**YOUR TASK**: Whenever a line below holds the word "landscape", copy that line.

**DATA SUPPLIED**:
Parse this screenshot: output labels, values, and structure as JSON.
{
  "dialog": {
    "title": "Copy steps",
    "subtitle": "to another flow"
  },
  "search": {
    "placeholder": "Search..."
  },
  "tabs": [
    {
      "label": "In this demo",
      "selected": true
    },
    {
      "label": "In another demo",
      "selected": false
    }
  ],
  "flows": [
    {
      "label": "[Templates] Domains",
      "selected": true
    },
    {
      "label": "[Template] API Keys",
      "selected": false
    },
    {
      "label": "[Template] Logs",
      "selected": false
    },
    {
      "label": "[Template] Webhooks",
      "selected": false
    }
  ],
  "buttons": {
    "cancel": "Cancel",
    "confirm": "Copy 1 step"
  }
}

---

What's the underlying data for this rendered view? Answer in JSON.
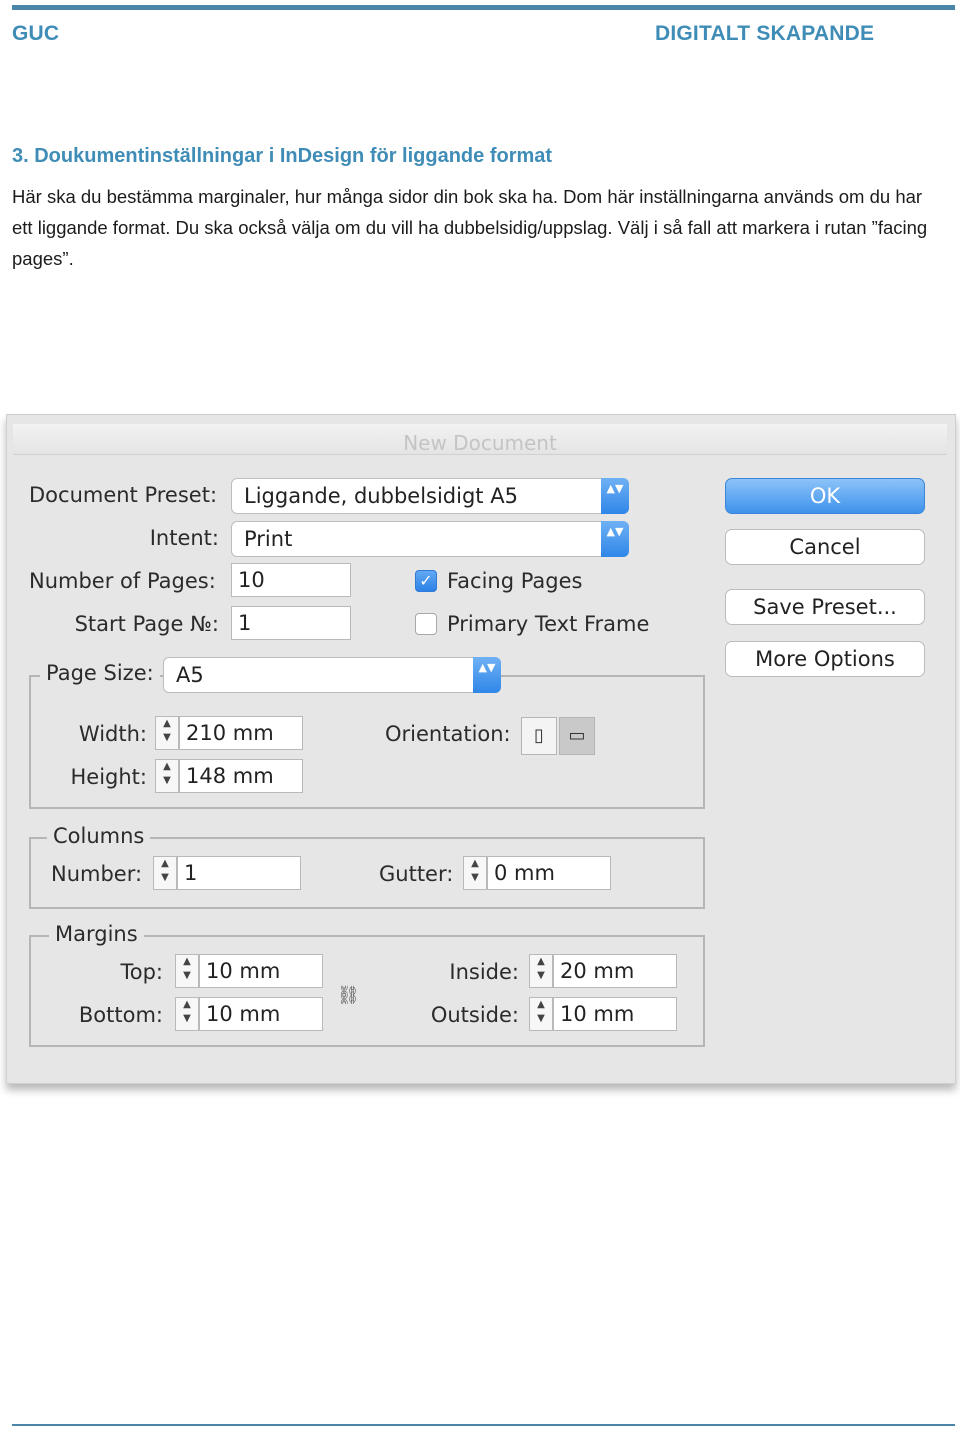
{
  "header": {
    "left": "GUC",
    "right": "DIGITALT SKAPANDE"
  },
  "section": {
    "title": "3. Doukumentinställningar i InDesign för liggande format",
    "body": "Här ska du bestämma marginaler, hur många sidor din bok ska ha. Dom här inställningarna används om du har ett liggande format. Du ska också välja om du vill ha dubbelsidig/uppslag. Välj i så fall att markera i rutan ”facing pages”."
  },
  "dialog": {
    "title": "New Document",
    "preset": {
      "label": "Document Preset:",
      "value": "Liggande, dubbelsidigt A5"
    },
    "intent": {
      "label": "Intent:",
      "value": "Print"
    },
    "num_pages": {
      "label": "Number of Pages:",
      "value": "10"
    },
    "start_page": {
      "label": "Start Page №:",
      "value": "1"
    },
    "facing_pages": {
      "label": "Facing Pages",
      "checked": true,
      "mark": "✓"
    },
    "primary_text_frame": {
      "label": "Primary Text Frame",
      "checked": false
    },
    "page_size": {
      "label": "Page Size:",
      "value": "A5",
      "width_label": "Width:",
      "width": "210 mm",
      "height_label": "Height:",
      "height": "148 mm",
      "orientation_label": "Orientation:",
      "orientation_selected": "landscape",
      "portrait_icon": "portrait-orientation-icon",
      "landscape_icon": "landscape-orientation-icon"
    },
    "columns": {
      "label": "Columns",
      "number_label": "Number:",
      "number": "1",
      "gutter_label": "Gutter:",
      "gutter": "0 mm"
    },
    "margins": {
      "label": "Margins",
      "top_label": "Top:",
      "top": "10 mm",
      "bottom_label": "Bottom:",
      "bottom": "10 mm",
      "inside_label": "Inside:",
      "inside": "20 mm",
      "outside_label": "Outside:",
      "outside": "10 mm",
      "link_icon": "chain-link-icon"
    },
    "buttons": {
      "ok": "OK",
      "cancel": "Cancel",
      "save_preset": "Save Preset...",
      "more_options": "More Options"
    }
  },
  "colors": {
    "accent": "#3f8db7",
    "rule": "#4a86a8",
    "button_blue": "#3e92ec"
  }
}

**EXPECTED ANSWER**:
      "orientation_selected": "landscape",
      "landscape_icon": "landscape-orientation-icon"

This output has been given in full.